Check every line of the entries below for the word "name", and copy the ones that have it.
--- START OF RECORDS FOR THIS TASK ---
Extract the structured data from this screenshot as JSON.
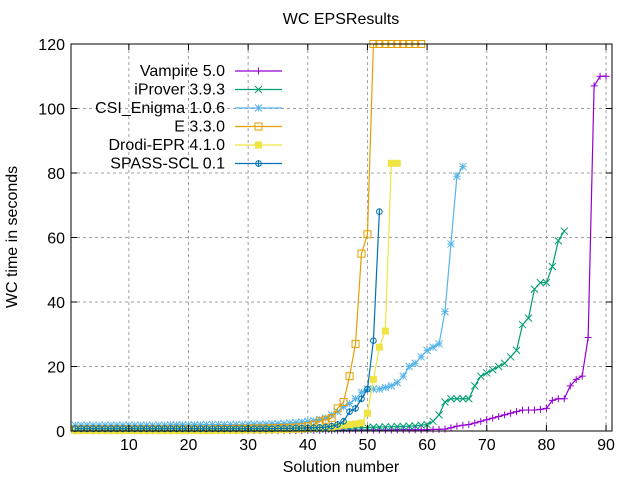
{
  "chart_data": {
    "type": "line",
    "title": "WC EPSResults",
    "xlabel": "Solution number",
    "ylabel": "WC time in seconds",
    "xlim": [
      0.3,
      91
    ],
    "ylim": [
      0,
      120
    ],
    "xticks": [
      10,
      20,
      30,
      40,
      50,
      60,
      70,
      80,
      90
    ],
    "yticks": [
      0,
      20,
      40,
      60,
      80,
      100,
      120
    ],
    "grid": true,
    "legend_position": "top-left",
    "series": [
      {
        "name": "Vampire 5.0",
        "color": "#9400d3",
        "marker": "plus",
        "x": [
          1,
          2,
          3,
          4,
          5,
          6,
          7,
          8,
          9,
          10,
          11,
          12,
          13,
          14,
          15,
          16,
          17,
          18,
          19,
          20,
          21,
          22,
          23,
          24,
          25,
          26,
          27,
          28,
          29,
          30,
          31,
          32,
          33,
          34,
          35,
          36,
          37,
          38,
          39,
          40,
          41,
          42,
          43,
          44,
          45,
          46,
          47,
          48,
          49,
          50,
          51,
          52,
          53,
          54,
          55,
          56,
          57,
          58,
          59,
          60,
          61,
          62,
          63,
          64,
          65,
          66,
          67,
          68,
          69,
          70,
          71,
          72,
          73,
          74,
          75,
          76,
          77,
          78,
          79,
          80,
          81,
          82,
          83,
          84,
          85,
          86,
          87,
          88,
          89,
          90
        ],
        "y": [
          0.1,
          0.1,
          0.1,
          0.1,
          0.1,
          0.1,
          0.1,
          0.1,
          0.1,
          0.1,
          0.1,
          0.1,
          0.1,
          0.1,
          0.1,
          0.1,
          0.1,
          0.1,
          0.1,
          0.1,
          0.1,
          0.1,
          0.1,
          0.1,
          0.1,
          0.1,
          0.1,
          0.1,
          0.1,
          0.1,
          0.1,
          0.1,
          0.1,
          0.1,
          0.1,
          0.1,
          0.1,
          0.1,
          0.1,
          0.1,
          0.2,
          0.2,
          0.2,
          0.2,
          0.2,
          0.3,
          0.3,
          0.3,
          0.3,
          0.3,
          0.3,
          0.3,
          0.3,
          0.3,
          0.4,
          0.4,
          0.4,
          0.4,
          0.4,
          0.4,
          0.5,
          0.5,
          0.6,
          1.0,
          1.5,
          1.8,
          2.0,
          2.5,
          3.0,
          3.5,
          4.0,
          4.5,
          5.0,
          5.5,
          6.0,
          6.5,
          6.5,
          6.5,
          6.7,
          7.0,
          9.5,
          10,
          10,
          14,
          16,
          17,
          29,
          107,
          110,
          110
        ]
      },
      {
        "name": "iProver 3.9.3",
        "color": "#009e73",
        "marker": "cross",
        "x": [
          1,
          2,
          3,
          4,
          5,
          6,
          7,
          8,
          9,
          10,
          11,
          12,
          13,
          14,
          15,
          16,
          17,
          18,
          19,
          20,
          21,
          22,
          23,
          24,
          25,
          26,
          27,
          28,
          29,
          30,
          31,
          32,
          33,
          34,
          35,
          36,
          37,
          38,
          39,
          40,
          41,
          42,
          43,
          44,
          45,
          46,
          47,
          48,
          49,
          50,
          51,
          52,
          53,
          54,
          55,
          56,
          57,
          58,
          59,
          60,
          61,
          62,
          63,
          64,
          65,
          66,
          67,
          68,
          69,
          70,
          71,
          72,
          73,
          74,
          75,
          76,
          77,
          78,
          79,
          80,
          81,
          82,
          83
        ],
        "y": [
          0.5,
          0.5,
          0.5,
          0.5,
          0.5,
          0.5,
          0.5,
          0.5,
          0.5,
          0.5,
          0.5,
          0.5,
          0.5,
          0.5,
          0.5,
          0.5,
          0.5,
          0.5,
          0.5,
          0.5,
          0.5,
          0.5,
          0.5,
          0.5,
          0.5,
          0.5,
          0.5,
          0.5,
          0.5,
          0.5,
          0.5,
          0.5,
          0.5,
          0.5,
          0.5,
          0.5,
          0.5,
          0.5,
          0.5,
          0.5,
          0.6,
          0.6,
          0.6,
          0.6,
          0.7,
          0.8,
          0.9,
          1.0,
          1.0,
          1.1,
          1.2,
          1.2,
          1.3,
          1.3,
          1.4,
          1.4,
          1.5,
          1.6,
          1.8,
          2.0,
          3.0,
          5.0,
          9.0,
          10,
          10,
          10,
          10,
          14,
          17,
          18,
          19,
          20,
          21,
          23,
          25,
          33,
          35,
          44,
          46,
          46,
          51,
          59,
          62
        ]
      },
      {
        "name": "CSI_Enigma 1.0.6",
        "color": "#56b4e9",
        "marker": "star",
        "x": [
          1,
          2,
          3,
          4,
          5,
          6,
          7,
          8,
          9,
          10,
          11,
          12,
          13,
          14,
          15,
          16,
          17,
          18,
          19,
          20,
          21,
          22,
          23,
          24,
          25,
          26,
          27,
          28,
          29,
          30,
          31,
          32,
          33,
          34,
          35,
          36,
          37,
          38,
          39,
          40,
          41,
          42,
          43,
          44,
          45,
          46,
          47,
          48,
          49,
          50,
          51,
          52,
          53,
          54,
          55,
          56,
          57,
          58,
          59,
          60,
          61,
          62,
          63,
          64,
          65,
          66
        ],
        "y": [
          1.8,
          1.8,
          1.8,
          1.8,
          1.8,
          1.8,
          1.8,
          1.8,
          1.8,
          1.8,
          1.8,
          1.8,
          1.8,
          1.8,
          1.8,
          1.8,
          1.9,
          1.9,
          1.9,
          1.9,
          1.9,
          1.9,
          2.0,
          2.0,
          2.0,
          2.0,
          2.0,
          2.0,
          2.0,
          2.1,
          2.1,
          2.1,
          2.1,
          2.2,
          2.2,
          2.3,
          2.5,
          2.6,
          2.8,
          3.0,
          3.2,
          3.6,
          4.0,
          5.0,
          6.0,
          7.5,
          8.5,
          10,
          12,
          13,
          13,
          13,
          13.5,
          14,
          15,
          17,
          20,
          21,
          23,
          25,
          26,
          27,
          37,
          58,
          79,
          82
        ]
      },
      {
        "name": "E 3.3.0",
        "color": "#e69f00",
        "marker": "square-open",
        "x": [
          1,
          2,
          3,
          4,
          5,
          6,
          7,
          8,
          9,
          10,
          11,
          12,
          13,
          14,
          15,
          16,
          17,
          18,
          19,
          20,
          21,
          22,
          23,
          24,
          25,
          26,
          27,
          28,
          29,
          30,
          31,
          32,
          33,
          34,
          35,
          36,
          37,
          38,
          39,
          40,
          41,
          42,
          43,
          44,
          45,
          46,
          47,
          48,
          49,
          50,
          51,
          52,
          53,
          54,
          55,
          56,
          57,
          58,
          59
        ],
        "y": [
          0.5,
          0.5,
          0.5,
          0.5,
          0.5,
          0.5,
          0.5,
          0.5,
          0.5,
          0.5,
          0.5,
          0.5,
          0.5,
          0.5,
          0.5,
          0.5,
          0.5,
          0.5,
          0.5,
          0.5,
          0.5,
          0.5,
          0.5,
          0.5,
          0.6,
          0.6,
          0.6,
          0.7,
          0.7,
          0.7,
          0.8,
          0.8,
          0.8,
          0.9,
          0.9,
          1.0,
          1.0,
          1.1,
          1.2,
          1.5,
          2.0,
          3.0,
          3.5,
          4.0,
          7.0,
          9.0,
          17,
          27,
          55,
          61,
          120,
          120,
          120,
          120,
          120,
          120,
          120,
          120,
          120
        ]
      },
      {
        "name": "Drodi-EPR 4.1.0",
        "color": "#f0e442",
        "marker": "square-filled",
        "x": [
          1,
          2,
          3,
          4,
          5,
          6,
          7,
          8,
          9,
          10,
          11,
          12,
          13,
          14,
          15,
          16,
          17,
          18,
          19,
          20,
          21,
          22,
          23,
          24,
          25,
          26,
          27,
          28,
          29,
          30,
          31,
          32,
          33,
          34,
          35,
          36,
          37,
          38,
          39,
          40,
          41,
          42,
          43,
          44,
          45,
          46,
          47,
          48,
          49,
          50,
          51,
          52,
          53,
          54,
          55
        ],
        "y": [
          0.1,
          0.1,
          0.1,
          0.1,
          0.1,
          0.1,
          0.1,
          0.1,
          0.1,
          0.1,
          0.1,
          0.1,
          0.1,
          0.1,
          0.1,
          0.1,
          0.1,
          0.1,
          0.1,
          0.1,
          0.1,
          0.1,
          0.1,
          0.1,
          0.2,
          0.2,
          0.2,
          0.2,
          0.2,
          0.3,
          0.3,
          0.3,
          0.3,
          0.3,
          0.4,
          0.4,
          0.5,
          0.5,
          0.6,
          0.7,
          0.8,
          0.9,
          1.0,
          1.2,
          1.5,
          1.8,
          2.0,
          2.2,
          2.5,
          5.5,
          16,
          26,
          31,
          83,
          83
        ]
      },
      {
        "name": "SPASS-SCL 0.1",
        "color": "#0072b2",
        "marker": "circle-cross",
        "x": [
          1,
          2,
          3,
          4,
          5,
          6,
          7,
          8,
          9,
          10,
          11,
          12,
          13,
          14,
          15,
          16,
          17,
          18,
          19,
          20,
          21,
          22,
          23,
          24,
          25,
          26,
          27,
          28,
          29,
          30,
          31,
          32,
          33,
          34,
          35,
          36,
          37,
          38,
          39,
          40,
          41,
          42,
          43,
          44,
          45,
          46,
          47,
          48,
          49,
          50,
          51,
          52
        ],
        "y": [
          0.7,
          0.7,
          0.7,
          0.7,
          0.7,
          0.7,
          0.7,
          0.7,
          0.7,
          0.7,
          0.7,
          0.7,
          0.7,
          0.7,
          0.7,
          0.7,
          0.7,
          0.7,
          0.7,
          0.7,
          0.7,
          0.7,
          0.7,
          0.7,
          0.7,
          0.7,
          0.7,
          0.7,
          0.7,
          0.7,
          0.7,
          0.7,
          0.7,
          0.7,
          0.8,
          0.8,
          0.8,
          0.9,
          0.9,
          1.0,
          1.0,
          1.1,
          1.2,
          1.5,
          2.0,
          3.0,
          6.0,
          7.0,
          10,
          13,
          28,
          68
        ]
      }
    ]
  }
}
--- END OF RECORDS FOR THIS TASK ---
# [TASK SOLUTION]
        "name": "Vampire 5.0",
        "name": "iProver 3.9.3",
        "name": "CSI_Enigma 1.0.6",
        "name": "E 3.3.0",
        "name": "Drodi-EPR 4.1.0",
        "name": "SPASS-SCL 0.1",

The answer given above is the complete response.